• _Instructions to follow_
In the data below, find each line containing the string "trabajadores" and return it.

• _Data supplied_
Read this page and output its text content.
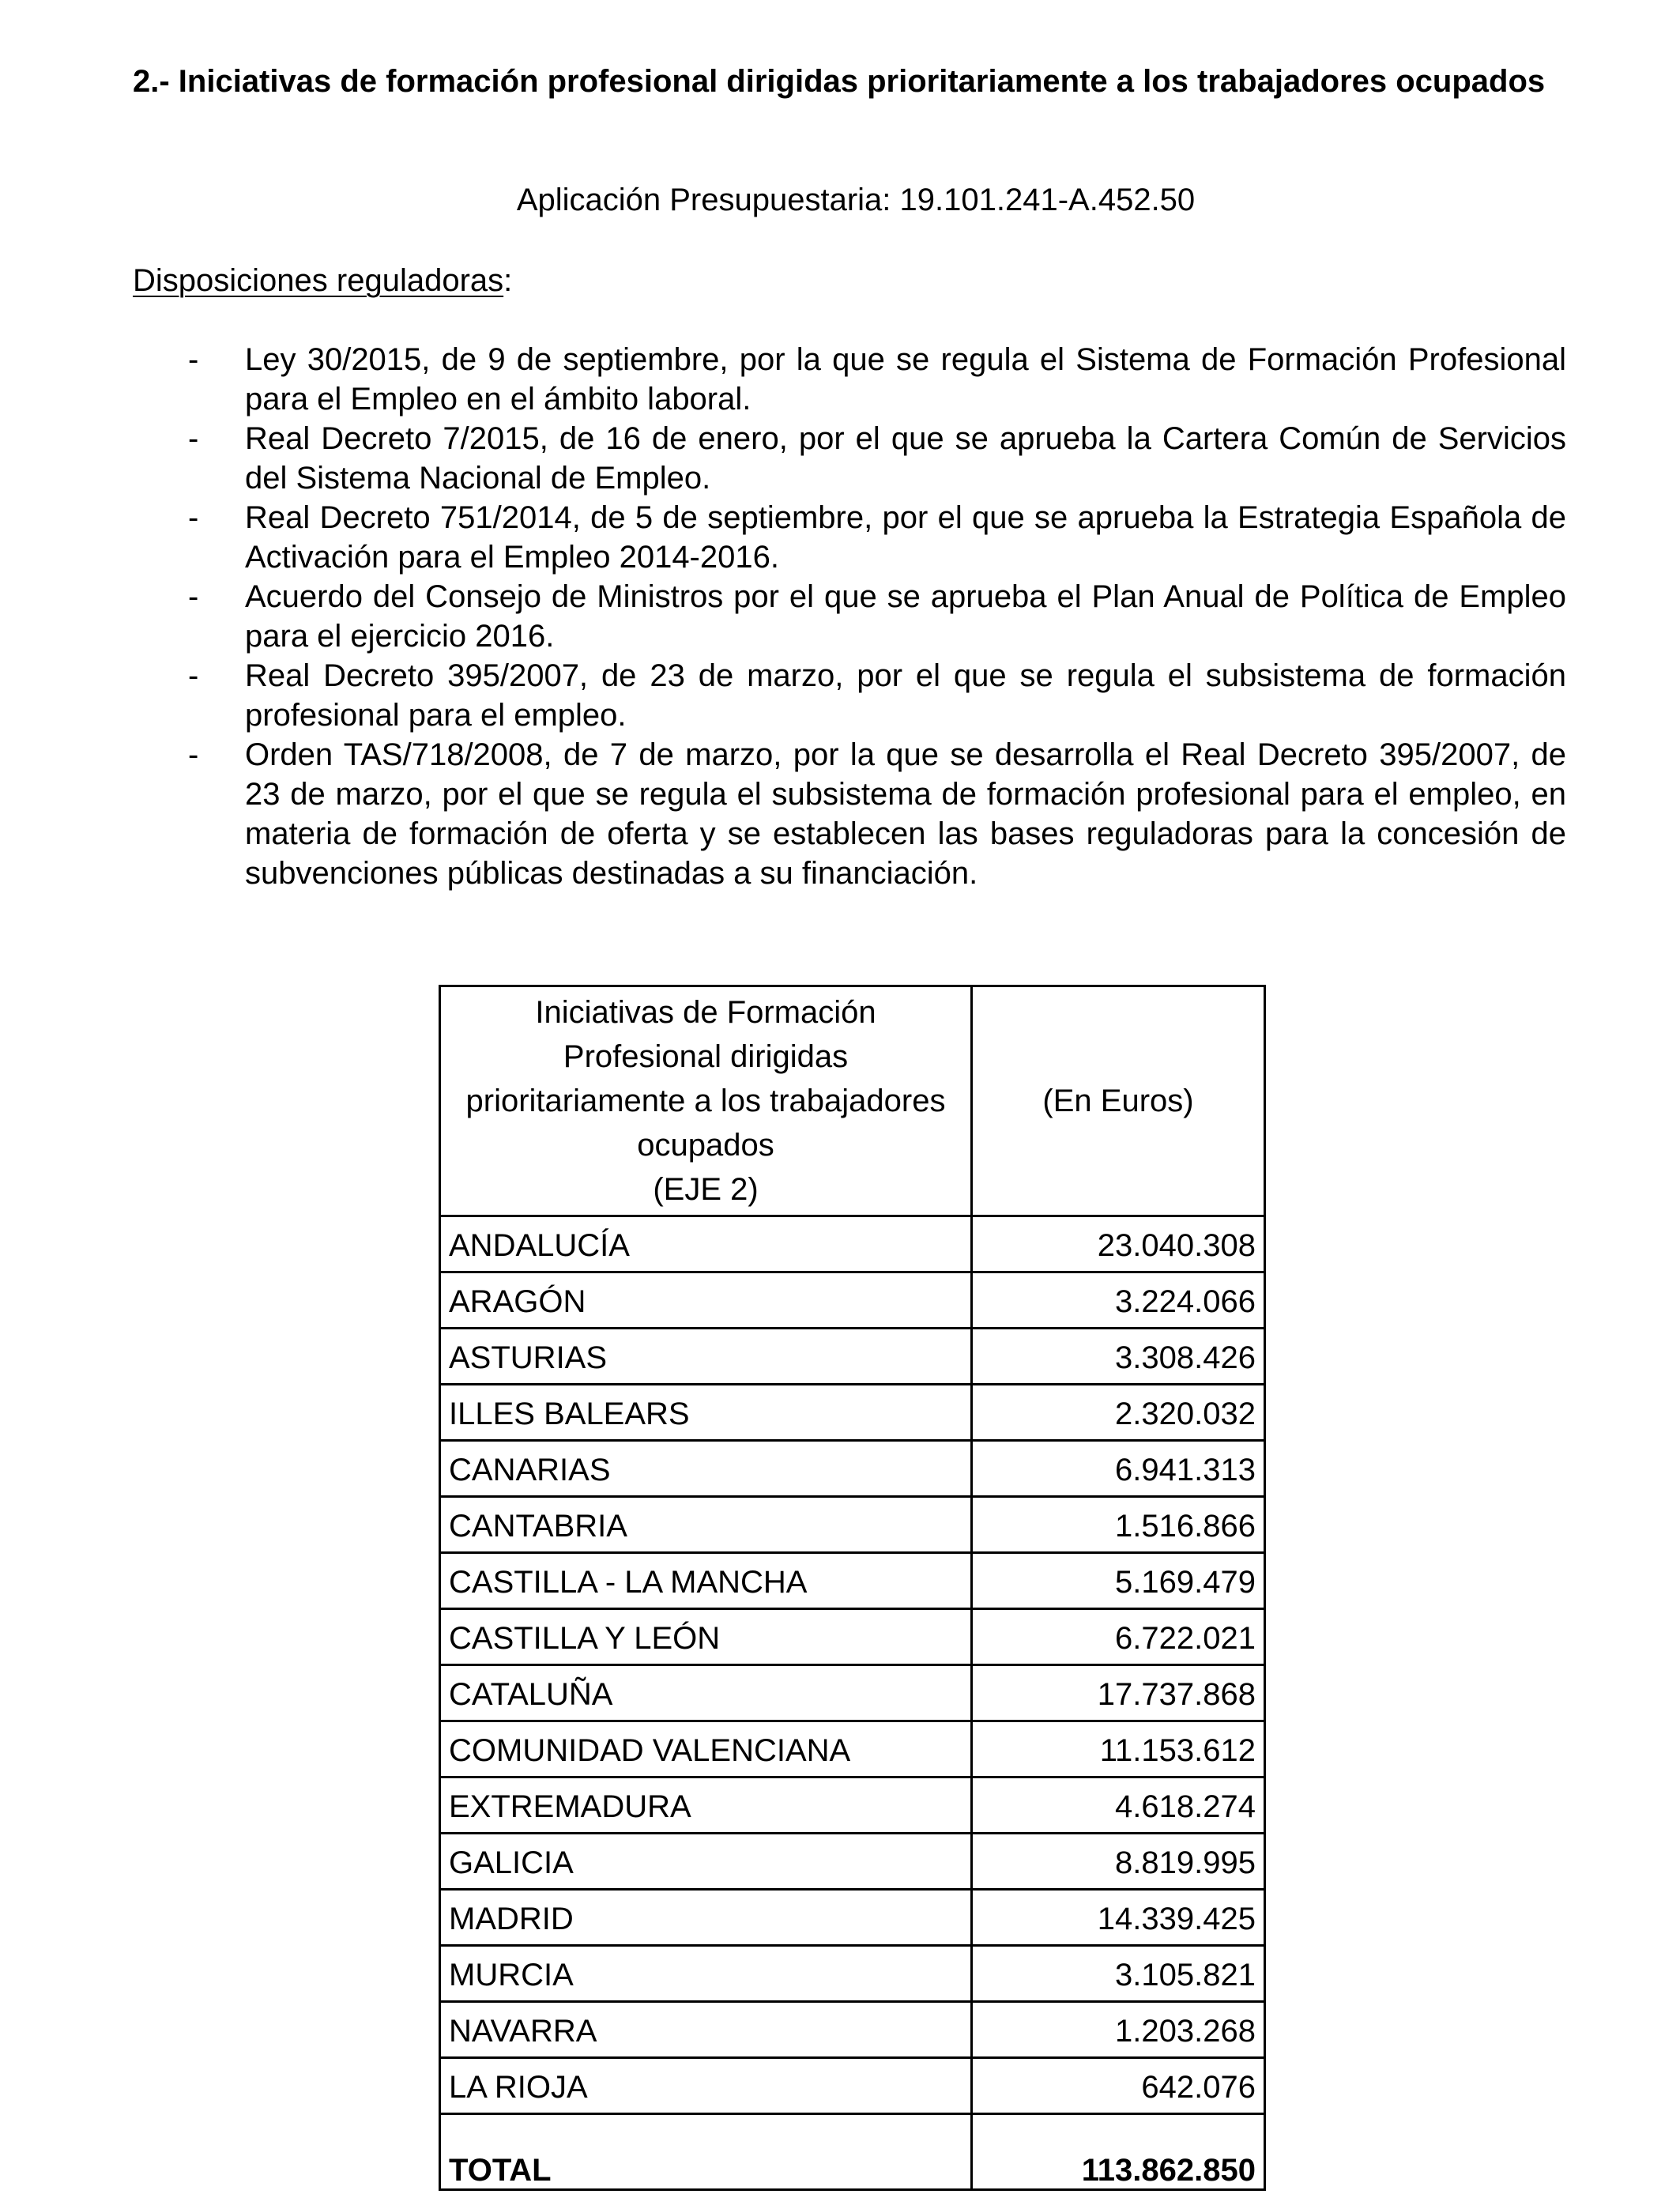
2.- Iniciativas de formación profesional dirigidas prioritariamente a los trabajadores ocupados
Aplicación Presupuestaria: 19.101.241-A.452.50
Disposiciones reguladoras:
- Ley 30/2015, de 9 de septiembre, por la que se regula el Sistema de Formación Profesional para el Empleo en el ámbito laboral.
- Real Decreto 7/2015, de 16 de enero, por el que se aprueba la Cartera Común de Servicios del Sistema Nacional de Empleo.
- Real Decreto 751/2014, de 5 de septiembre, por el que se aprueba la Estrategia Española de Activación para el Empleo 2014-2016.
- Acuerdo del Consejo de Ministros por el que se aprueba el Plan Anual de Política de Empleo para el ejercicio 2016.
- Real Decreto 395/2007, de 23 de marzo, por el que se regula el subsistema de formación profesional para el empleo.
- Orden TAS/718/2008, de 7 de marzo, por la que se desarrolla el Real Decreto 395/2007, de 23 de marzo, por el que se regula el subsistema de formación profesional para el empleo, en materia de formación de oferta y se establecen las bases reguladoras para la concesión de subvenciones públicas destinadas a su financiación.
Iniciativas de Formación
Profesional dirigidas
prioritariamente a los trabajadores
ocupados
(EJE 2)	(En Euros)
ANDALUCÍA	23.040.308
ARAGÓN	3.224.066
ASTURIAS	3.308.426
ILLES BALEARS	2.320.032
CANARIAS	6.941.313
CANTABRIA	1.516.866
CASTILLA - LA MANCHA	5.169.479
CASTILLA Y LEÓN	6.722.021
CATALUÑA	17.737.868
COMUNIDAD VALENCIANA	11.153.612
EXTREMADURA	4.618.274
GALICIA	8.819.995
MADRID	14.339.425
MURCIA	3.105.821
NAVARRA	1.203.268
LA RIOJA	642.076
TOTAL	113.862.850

• _Correct output_
2.- Iniciativas de formación profesional dirigidas prioritariamente a los trabajadores ocupados
prioritariamente a los trabajadores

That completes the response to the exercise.